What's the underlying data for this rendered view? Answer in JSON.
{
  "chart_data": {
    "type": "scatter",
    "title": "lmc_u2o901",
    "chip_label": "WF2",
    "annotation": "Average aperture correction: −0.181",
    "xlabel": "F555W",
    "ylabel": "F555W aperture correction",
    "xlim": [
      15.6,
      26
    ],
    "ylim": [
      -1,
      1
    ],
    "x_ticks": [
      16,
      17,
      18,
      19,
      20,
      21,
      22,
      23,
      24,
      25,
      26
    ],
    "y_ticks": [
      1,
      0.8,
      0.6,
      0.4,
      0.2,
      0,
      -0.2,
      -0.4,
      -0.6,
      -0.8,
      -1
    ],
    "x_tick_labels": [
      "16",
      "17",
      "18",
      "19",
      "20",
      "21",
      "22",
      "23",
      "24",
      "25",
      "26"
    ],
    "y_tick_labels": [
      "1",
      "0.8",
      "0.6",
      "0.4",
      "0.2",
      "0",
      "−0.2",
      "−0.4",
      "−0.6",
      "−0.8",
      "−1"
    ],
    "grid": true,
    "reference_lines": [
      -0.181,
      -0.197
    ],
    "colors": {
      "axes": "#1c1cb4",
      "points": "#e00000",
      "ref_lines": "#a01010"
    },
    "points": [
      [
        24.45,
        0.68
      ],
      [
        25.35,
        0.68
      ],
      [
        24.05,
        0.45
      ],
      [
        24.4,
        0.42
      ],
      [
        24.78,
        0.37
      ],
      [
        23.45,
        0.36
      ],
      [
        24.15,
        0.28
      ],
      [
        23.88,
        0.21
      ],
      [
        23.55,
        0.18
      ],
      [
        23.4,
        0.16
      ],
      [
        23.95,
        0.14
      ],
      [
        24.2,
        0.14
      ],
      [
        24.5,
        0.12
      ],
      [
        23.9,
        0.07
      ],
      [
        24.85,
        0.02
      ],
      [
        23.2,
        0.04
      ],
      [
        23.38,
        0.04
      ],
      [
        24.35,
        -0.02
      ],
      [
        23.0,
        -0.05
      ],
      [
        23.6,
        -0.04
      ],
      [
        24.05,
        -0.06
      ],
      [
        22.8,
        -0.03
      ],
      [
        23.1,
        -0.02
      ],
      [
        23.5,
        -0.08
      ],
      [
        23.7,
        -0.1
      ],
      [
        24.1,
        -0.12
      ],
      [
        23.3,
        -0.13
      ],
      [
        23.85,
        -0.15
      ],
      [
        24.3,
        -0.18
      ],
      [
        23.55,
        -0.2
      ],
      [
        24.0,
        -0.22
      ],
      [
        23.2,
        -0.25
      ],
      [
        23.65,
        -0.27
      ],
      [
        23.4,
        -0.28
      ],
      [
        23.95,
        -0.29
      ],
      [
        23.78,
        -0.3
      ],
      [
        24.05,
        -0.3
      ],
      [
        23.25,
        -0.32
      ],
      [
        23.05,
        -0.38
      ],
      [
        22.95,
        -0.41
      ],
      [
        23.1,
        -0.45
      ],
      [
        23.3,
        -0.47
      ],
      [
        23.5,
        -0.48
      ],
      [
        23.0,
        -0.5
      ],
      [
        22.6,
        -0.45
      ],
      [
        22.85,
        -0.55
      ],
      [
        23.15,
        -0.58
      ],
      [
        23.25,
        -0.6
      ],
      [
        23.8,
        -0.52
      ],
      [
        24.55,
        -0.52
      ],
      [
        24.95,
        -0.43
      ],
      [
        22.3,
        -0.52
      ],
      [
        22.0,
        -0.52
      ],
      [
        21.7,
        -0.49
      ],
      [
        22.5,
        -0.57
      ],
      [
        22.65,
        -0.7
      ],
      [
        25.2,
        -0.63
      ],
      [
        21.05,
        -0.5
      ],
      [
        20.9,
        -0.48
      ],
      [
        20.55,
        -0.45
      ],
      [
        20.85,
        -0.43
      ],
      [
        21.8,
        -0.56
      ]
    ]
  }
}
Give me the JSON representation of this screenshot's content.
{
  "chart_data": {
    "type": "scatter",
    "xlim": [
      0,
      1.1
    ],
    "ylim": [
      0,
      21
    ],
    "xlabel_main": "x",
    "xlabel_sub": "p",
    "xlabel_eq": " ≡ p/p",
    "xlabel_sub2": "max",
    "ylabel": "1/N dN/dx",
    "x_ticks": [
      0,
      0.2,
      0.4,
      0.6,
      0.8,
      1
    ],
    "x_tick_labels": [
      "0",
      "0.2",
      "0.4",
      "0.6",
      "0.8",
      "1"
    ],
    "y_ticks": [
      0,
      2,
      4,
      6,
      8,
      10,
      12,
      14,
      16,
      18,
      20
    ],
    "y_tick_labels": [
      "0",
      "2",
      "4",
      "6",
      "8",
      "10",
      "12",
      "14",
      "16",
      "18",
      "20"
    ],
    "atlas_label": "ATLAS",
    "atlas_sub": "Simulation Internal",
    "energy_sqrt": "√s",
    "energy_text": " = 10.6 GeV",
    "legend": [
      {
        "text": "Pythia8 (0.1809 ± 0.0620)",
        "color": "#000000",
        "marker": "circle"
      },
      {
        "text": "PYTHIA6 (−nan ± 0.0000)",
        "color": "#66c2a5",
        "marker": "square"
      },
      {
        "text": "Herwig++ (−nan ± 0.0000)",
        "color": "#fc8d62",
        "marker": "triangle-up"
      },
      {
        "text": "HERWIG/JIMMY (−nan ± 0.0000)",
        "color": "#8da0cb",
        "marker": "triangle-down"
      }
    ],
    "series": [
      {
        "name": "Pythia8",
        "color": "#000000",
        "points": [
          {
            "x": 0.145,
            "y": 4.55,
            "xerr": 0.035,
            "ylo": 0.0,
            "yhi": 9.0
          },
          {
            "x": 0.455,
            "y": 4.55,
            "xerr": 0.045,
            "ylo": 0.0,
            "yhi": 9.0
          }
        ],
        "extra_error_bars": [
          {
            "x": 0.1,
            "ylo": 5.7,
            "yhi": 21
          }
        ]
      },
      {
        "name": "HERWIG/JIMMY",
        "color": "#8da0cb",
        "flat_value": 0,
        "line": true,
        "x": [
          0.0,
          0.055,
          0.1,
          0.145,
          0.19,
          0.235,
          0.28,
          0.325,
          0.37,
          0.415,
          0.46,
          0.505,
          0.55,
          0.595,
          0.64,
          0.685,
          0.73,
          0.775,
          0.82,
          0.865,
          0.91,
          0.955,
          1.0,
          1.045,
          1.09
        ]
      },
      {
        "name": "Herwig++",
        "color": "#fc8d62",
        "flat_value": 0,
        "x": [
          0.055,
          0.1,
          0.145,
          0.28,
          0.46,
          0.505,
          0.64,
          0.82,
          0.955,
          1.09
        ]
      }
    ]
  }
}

━━━━━━━━━━━━━━━━

**What you are asked to do**
Go through the listing above line by line and say how many lines hold the word "this". Reply with that number only.

**The result**
2